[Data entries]
▼
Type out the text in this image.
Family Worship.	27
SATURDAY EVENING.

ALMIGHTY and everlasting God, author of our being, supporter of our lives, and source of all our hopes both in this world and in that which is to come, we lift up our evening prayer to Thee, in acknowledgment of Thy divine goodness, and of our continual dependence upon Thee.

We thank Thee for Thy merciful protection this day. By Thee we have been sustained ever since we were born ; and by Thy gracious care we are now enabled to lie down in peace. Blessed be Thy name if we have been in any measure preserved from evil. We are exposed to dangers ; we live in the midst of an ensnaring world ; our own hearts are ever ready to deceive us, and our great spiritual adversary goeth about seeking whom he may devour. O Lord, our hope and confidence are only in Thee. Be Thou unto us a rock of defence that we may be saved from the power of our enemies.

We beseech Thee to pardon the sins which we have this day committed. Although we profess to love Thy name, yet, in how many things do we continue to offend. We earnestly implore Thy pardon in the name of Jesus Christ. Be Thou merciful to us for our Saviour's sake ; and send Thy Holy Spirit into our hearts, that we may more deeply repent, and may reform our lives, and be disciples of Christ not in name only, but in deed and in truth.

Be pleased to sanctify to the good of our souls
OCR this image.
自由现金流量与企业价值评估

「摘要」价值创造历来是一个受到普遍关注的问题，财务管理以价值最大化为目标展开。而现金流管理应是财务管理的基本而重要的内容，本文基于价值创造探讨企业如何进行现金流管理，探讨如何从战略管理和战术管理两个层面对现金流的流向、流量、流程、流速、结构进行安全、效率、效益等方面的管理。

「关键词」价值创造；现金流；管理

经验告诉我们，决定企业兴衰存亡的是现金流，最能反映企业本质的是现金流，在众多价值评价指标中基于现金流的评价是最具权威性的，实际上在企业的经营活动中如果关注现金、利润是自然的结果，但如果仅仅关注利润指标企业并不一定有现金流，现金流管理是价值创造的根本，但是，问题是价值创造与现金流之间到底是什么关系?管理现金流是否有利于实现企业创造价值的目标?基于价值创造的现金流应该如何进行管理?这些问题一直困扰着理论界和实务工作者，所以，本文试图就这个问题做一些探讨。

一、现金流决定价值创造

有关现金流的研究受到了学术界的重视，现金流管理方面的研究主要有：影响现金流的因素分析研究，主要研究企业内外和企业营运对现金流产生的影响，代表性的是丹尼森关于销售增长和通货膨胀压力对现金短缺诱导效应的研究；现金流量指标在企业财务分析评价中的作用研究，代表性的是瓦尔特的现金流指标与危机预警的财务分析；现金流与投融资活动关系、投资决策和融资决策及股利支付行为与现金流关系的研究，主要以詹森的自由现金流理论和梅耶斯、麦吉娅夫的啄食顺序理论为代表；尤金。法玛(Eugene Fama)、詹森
▲
Problem to work on: Transcribe all of the entries without altering anything.

Exercise output:
Type out the text in this image.
Family Worship.	27
SATURDAY EVENING.

ALMIGHTY and everlasting God, author of our being, supporter of our lives, and source of all our hopes both in this world and in that which is to come, we lift up our evening prayer to Thee, in acknowledgment of Thy divine goodness, and of our continual dependence upon Thee.

We thank Thee for Thy merciful protection this day. By Thee we have been sustained ever since we were born ; and by Thy gracious care we are now enabled to lie down in peace. Blessed be Thy name if we have been in any measure preserved from evil. We are exposed to dangers ; we live in the midst of an ensnaring world ; our own hearts are ever ready to deceive us, and our great spiritual adversary goeth about seeking whom he may devour. O Lord, our hope and confidence are only in Thee. Be Thou unto us a rock of defence that we may be saved from the power of our enemies.

We beseech Thee to pardon the sins which we have this day committed. Although we profess to love Thy name, yet, in how many things do we continue to offend. We earnestly implore Thy pardon in the name of Jesus Christ. Be Thou merciful to us for our Saviour's sake ; and send Thy Holy Spirit into our hearts, that we may more deeply repent, and may reform our lives, and be disciples of Christ not in name only, but in deed and in truth.

Be pleased to sanctify to the good of our souls
OCR this image.
自由现金流量与企业价值评估

「摘要」价值创造历来是一个受到普遍关注的问题，财务管理以价值最大化为目标展开。而现金流管理应是财务管理的基本而重要的内容，本文基于价值创造探讨企业如何进行现金流管理，探讨如何从战略管理和战术管理两个层面对现金流的流向、流量、流程、流速、结构进行安全、效率、效益等方面的管理。

「关键词」价值创造；现金流；管理

经验告诉我们，决定企业兴衰存亡的是现金流，最能反映企业本质的是现金流，在众多价值评价指标中基于现金流的评价是最具权威性的，实际上在企业的经营活动中如果关注现金、利润是自然的结果，但如果仅仅关注利润指标企业并不一定有现金流，现金流管理是价值创造的根本，但是，问题是价值创造与现金流之间到底是什么关系?管理现金流是否有利于实现企业创造价值的目标?基于价值创造的现金流应该如何进行管理?这些问题一直困扰着理论界和实务工作者，所以，本文试图就这个问题做一些探讨。

一、现金流决定价值创造

有关现金流的研究受到了学术界的重视，现金流管理方面的研究主要有：影响现金流的因素分析研究，主要研究企业内外和企业营运对现金流产生的影响，代表性的是丹尼森关于销售增长和通货膨胀压力对现金短缺诱导效应的研究；现金流量指标在企业财务分析评价中的作用研究，代表性的是瓦尔特的现金流指标与危机预警的财务分析；现金流与投融资活动关系、投资决策和融资决策及股利支付行为与现金流关系的研究，主要以詹森的自由现金流理论和梅耶斯、麦吉娅夫的啄食顺序理论为代表；尤金。法玛(Eugene Fama)、詹森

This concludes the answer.